(Records for processing):

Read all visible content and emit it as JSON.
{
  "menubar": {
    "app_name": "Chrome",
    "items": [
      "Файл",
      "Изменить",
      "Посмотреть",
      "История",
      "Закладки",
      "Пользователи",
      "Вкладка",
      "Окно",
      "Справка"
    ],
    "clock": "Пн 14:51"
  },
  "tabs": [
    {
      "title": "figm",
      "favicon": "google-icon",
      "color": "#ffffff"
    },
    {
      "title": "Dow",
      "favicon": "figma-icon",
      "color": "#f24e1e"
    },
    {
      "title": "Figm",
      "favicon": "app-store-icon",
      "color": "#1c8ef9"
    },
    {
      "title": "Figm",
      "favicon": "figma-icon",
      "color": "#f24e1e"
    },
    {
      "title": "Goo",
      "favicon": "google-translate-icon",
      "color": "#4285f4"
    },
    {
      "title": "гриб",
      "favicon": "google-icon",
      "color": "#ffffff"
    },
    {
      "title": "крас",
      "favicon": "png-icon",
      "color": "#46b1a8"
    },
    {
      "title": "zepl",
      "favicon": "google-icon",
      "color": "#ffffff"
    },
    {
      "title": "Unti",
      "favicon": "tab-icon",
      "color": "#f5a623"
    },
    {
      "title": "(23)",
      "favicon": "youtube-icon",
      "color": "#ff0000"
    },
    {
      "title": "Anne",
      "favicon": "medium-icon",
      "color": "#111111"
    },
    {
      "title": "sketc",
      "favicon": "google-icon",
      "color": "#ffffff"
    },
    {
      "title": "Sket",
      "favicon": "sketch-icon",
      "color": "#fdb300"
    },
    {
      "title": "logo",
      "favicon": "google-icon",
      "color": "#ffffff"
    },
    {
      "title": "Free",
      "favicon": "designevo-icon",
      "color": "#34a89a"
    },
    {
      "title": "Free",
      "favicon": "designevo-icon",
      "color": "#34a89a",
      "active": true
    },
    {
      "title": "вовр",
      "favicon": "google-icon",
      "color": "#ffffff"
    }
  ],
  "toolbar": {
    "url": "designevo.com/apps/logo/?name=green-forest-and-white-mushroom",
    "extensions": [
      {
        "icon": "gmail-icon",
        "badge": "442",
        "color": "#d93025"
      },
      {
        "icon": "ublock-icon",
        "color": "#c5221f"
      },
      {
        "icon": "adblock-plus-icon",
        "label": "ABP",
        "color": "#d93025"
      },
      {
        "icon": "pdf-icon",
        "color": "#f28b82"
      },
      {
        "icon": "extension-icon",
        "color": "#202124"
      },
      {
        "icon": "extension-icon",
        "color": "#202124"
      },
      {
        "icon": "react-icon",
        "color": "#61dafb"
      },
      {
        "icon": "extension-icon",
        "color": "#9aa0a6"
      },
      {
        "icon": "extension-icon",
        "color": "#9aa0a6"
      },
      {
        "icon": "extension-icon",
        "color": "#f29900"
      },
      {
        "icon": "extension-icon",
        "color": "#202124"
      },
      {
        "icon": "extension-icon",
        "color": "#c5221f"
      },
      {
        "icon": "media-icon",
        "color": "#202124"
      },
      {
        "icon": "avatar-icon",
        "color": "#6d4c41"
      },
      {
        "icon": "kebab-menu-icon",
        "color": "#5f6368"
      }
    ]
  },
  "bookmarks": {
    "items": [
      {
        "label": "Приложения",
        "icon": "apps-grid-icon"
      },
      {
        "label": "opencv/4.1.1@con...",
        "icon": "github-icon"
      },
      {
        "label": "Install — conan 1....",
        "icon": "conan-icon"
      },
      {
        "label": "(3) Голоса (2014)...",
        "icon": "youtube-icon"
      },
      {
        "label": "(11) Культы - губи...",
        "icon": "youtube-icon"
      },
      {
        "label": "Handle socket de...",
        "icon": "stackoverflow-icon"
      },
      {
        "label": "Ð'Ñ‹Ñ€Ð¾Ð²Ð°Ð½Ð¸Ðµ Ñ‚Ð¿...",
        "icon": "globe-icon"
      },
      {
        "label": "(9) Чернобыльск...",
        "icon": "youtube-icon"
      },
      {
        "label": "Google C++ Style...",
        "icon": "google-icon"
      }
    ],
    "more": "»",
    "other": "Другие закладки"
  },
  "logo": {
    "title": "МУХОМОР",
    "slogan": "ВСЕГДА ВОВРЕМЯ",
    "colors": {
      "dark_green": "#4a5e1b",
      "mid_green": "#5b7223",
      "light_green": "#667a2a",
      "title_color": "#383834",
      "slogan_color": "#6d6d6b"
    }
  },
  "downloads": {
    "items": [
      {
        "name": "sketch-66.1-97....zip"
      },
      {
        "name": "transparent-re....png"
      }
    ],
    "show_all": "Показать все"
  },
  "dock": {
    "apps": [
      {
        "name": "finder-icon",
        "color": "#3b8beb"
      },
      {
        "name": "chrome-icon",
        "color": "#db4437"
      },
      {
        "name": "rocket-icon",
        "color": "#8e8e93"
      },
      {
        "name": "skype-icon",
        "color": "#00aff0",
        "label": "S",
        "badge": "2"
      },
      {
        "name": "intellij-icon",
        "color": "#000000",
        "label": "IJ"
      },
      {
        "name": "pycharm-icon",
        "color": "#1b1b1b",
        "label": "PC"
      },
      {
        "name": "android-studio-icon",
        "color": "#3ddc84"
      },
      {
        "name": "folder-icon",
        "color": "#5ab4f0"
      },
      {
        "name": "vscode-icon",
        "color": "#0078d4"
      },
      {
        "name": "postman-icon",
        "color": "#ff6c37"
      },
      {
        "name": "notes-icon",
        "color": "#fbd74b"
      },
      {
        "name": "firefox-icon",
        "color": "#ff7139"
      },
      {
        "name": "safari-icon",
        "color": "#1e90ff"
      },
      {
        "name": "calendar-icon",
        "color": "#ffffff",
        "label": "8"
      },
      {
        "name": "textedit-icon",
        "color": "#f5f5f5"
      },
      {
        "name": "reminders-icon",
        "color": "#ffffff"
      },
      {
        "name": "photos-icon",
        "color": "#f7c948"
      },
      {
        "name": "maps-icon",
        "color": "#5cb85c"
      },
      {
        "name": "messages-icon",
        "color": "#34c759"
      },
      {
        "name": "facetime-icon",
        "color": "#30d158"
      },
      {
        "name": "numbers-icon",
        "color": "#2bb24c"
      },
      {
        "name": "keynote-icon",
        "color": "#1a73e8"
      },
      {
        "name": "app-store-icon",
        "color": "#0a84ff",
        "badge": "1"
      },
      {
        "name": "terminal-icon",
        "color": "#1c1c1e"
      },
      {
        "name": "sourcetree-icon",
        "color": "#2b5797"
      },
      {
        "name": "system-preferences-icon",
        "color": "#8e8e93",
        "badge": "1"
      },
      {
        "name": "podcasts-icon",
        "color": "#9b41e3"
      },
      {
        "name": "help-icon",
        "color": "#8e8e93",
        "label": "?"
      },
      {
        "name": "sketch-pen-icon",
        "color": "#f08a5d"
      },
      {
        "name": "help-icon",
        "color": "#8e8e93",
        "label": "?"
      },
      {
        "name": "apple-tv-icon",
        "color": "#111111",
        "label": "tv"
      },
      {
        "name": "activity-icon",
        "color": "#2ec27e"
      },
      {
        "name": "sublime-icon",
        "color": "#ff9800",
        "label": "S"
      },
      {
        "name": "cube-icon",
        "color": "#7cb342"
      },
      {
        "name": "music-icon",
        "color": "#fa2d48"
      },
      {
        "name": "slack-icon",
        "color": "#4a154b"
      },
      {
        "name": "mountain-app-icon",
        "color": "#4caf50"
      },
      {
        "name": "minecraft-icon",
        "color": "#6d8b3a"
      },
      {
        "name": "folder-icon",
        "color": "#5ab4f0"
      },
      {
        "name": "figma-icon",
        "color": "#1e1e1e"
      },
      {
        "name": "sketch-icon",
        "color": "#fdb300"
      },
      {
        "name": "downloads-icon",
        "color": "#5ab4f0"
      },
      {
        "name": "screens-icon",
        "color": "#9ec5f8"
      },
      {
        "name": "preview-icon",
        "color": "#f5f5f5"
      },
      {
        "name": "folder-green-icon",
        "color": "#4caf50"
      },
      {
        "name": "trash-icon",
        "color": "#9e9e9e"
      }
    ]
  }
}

(Task objective):
Collect each line above holding the string "logo".

(Solution to this problem):
      "title": "logo",
    "url": "designevo.com/apps/logo/?name=green-forest-and-white-mushroom",
  "logo": {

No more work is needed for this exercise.